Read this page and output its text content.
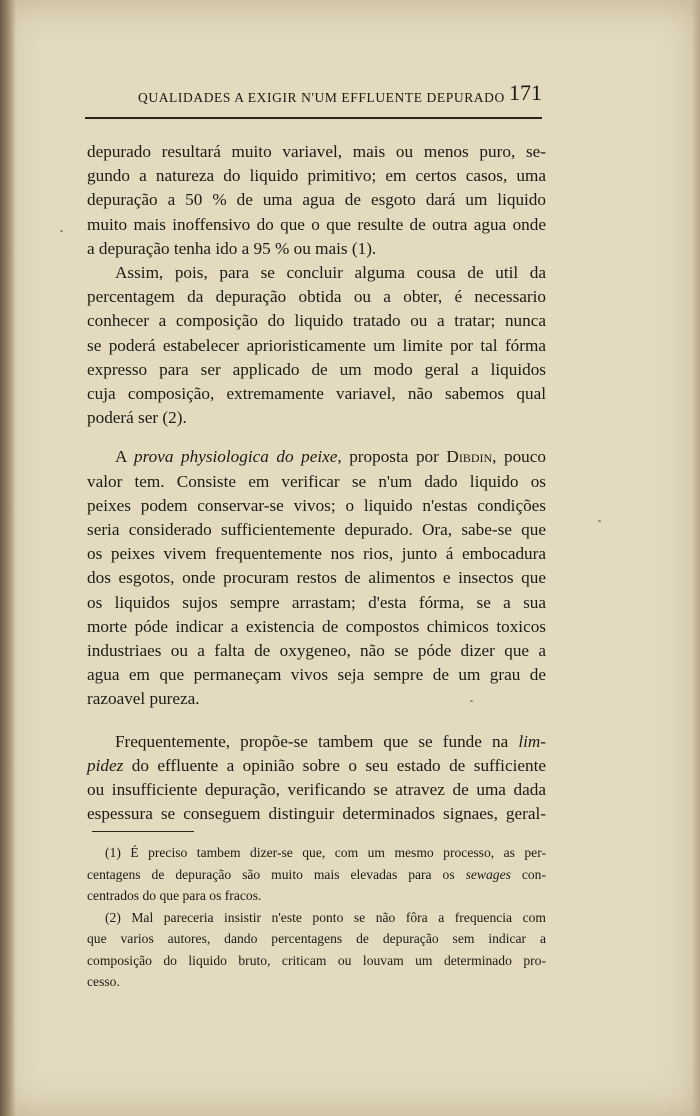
QUALIDADES A EXIGIR N'UM EFFLUENTE DEPURADO 171
depurado resultará muito variavel, mais ou menos puro, se-
gundo a natureza do liquido primitivo; em certos casos, uma
depuração a 50 % de uma agua de esgoto dará um liquido
muito mais inoffensivo do que o que resulte de outra agua onde
a depuração tenha ido a 95 % ou mais (1).
Assim, pois, para se concluir alguma cousa de util da
percentagem da depuração obtida ou a obter, é necessario
conhecer a composição do liquido tratado ou a tratar; nunca
se poderá estabelecer aprioristicamente um limite por tal fórma
expresso para ser applicado de um modo geral a liquidos
cuja composição, extremamente variavel, não sabemos qual
poderá ser (2).
A prova physiologica do peixe, proposta por Dibdin, pouco
valor tem. Consiste em verificar se n'um dado liquido os
peixes podem conservar-se vivos; o liquido n'estas condições
seria considerado sufficientemente depurado. Ora, sabe-se que
os peixes vivem frequentemente nos rios, junto á embocadura
dos esgotos, onde procuram restos de alimentos e insectos que
os liquidos sujos sempre arrastam; d'esta fórma, se a sua
morte póde indicar a existencia de compostos chimicos toxicos
industriaes ou a falta de oxygeneo, não se póde dizer que a
agua em que permaneçam vivos seja sempre de um grau de
razoavel pureza.
Frequentemente, propõe-se tambem que se funde na lim-
pidez do effluente a opinião sobre o seu estado de sufficiente
ou insufficiente depuração, verificando se atravez de uma dada
espessura se conseguem distinguir determinados signaes, geral-
(1) É preciso tambem dizer-se que, com um mesmo processo, as per-
centagens de depuração são muito mais elevadas para os sewages con-
centrados do que para os fracos.
(2) Mal pareceria insistir n'este ponto se não fôra a frequencia com
que varios autores, dando percentagens de depuração sem indicar a
composição do liquido bruto, criticam ou louvam um determinado pro-
cesso.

What is expected >> Repeat the records word for word. Any picture in them should be left out.

Result for this task >>
Read this page and output its text content.
QUALIDADES A EXIGIR N'UM EFFLUENTE DEPURADO 171
depurado resultará muito variavel, mais ou menos puro, se-
gundo a natureza do liquido primitivo; em certos casos, uma
depuração a 50 % de uma agua de esgoto dará um liquido
muito mais inoffensivo do que o que resulte de outra agua onde
a depuração tenha ido a 95 % ou mais (1).
Assim, pois, para se concluir alguma cousa de util da
percentagem da depuração obtida ou a obter, é necessario
conhecer a composição do liquido tratado ou a tratar; nunca
se poderá estabelecer aprioristicamente um limite por tal fórma
expresso para ser applicado de um modo geral a liquidos
cuja composição, extremamente variavel, não sabemos qual
poderá ser (2).
A prova physiologica do peixe, proposta por Dibdin, pouco
valor tem. Consiste em verificar se n'um dado liquido os
peixes podem conservar-se vivos; o liquido n'estas condições
seria considerado sufficientemente depurado. Ora, sabe-se que
os peixes vivem frequentemente nos rios, junto á embocadura
dos esgotos, onde procuram restos de alimentos e insectos que
os liquidos sujos sempre arrastam; d'esta fórma, se a sua
morte póde indicar a existencia de compostos chimicos toxicos
industriaes ou a falta de oxygeneo, não se póde dizer que a
agua em que permaneçam vivos seja sempre de um grau de
razoavel pureza.
Frequentemente, propõe-se tambem que se funde na lim-
pidez do effluente a opinião sobre o seu estado de sufficiente
ou insufficiente depuração, verificando se atravez de uma dada
espessura se conseguem distinguir determinados signaes, geral-
(1) É preciso tambem dizer-se que, com um mesmo processo, as per-
centagens de depuração são muito mais elevadas para os sewages con-
centrados do que para os fracos.
(2) Mal pareceria insistir n'este ponto se não fôra a frequencia com
que varios autores, dando percentagens de depuração sem indicar a
composição do liquido bruto, criticam ou louvam um determinado pro-
cesso.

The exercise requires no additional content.